> _Problem requirements_: For the copy, please give all of the data again exactly and leave the pictures out.

Saved entries:
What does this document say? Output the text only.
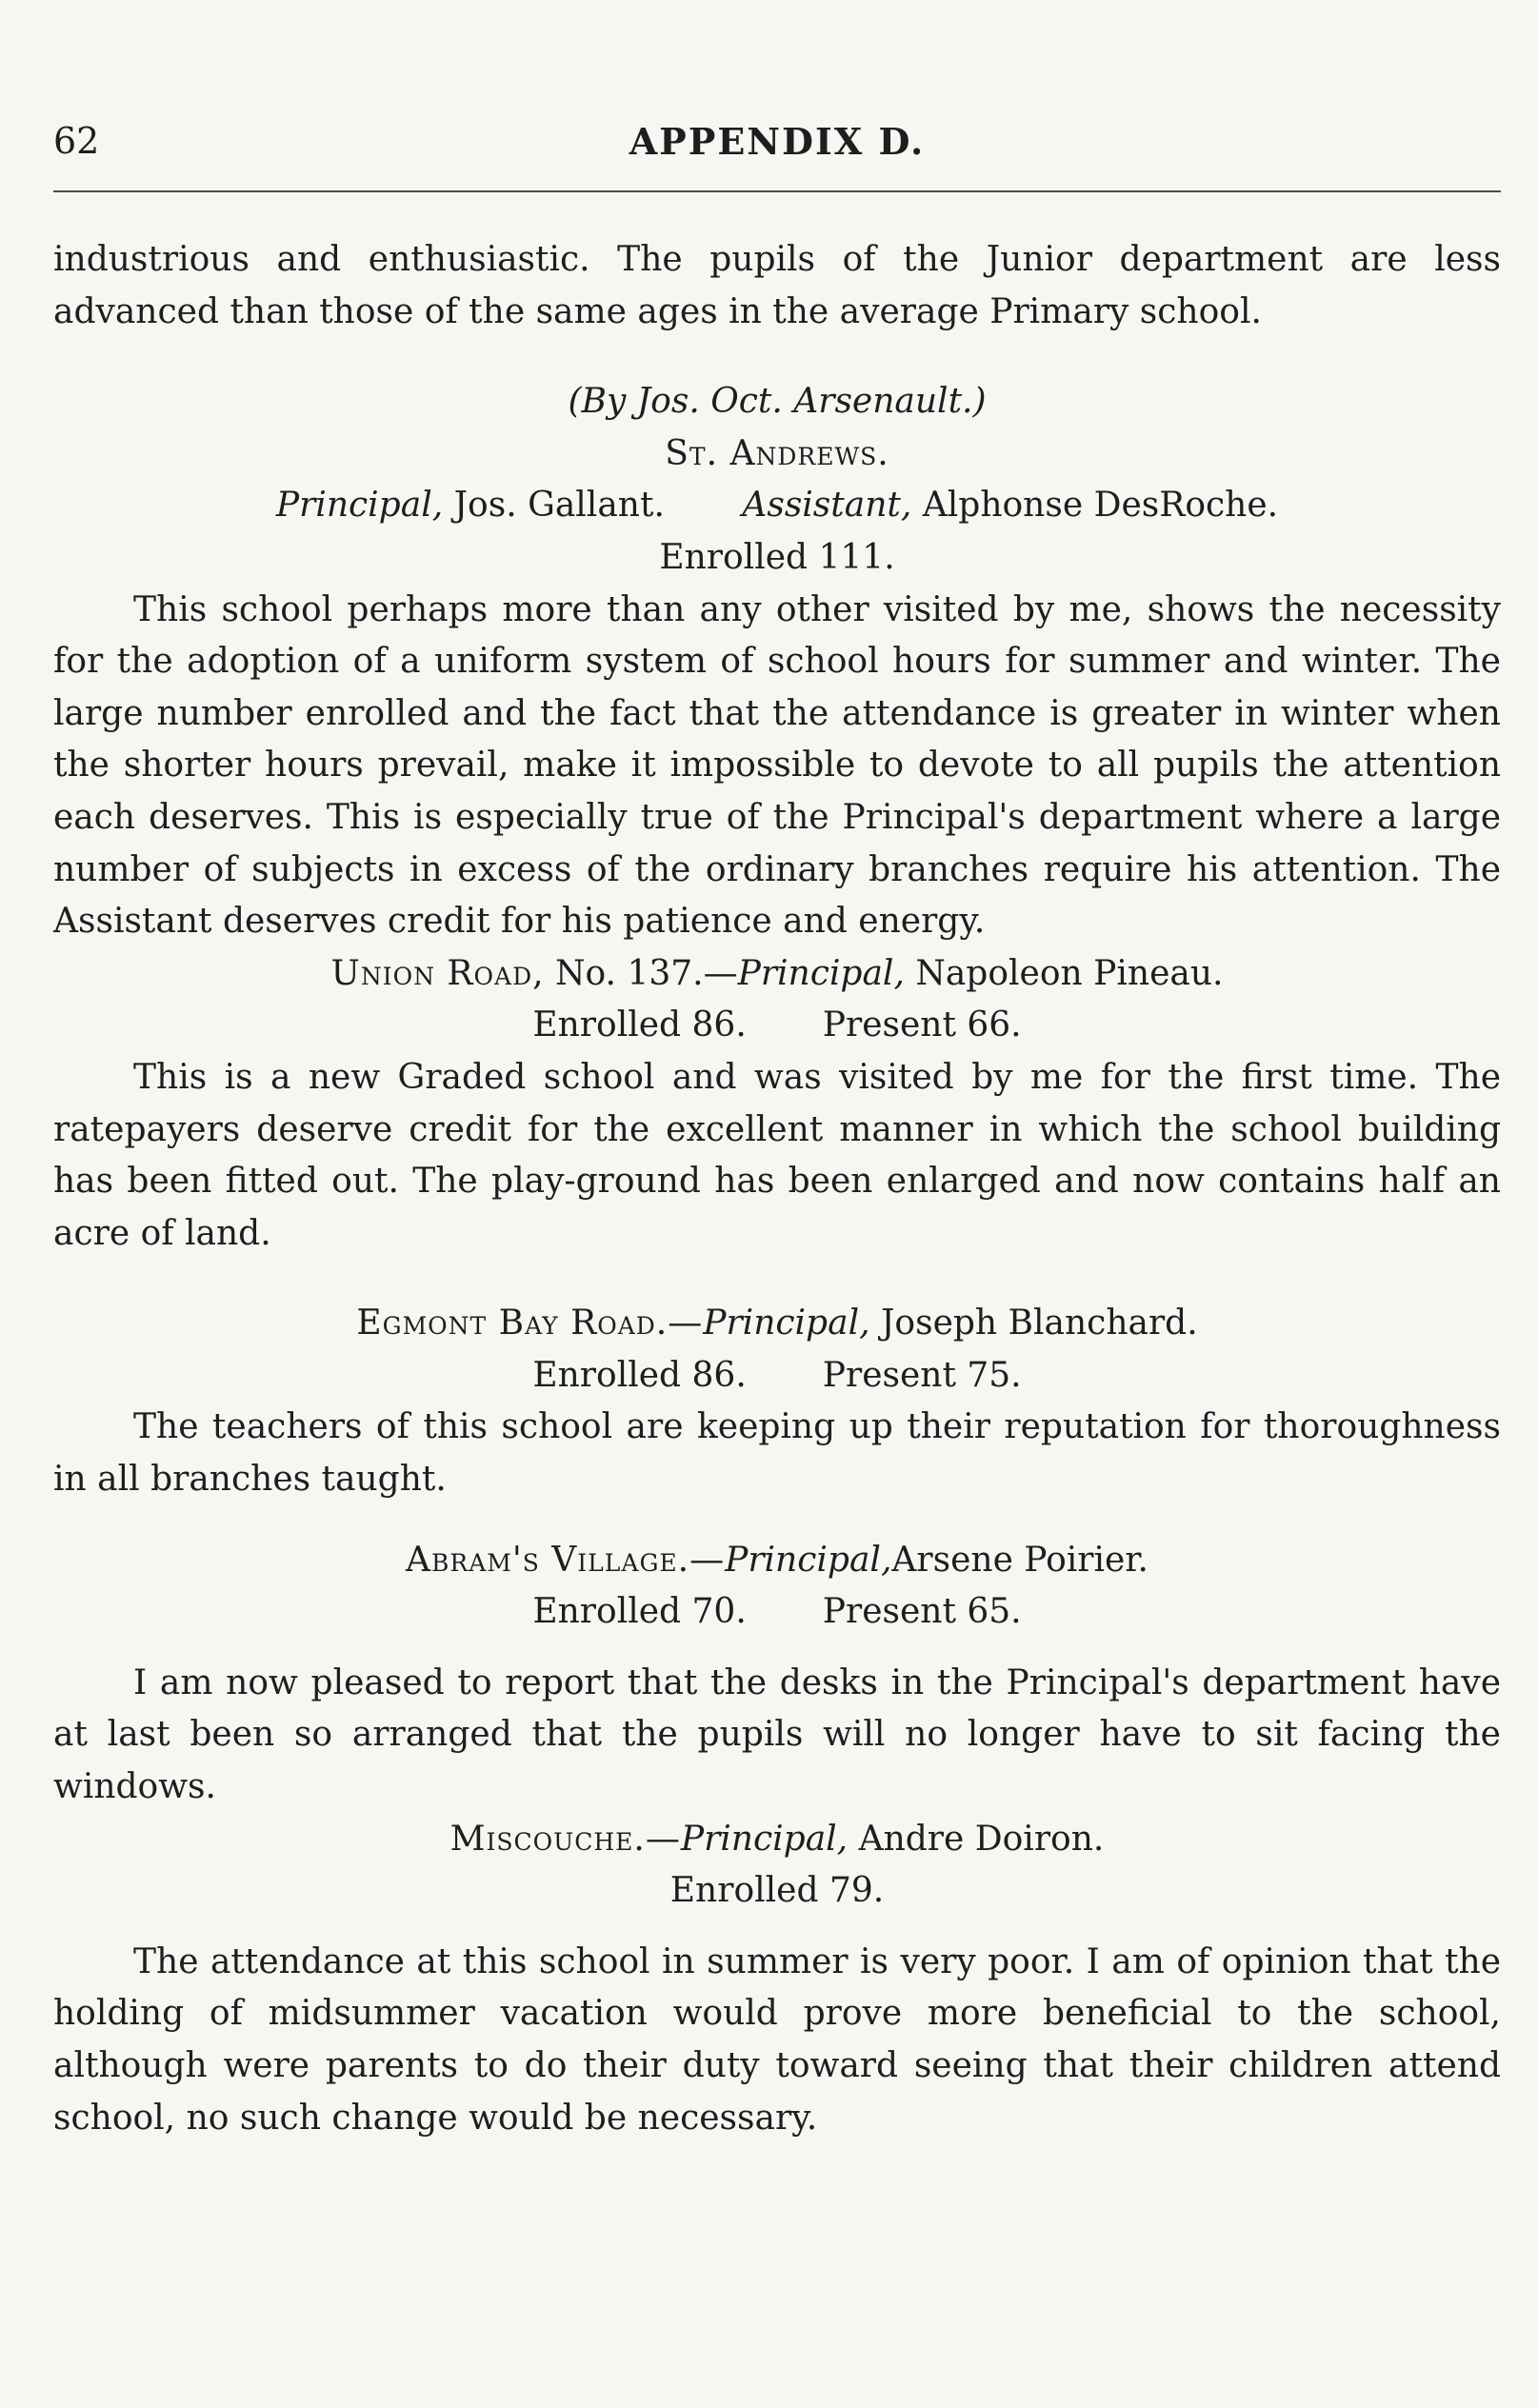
62	APPENDIX D.

industrious and enthusiastic. The pupils of the Junior department are less advanced than those of the same ages in the average Primary school.

(By Jos. Oct. Arsenault.)
St. Andrews.
Principal, Jos. Gallant. Assistant, Alphonse DesRoche.
Enrolled 111.

This school perhaps more than any other visited by me, shows the necessity for the adoption of a uniform system of school hours for summer and winter. The large number enrolled and the fact that the attendance is greater in winter when the shorter hours prevail, make it impossible to devote to all pupils the attention each deserves. This is especially true of the Principal's department where a large number of subjects in excess of the ordinary branches require his attention. The Assistant deserves credit for his patience and energy.

Union Road, No. 137.—Principal, Napoleon Pineau.
Enrolled 86. Present 66.

This is a new Graded school and was visited by me for the first time. The ratepayers deserve credit for the excellent manner in which the school building has been fitted out. The play-ground has been enlarged and now contains half an acre of land.

Egmont Bay Road.—Principal, Joseph Blanchard.
Enrolled 86. Present 75.

The teachers of this school are keeping up their reputation for thoroughness in all branches taught.

Abram's Village.—Principal,Arsene Poirier.
Enrolled 70. Present 65.

I am now pleased to report that the desks in the Principal's department have at last been so arranged that the pupils will no longer have to sit facing the windows.

Miscouche.—Principal, Andre Doiron.
Enrolled 79.

The attendance at this school in summer is very poor. I am of opinion that the holding of midsummer vacation would prove more beneficial to the school, although were parents to do their duty toward seeing that their children attend school, no such change would be necessary.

> _Correct response_:
What does this document say? Output the text only.
62	APPENDIX D.

industrious and enthusiastic. The pupils of the Junior department are less advanced than those of the same ages in the average Primary school.

(By Jos. Oct. Arsenault.)
St. Andrews.
Principal, Jos. Gallant. Assistant, Alphonse DesRoche.
Enrolled 111.

This school perhaps more than any other visited by me, shows the necessity for the adoption of a uniform system of school hours for summer and winter. The large number enrolled and the fact that the attendance is greater in winter when the shorter hours prevail, make it impossible to devote to all pupils the attention each deserves. This is especially true of the Principal's department where a large number of subjects in excess of the ordinary branches require his attention. The Assistant deserves credit for his patience and energy.

Union Road, No. 137.—Principal, Napoleon Pineau.
Enrolled 86. Present 66.

This is a new Graded school and was visited by me for the first time. The ratepayers deserve credit for the excellent manner in which the school building has been fitted out. The play-ground has been enlarged and now contains half an acre of land.

Egmont Bay Road.—Principal, Joseph Blanchard.
Enrolled 86. Present 75.

The teachers of this school are keeping up their reputation for thoroughness in all branches taught.

Abram's Village.—Principal,Arsene Poirier.
Enrolled 70. Present 65.

I am now pleased to report that the desks in the Principal's department have at last been so arranged that the pupils will no longer have to sit facing the windows.

Miscouche.—Principal, Andre Doiron.
Enrolled 79.

The attendance at this school in summer is very poor. I am of opinion that the holding of midsummer vacation would prove more beneficial to the school, although were parents to do their duty toward seeing that their children attend school, no such change would be necessary.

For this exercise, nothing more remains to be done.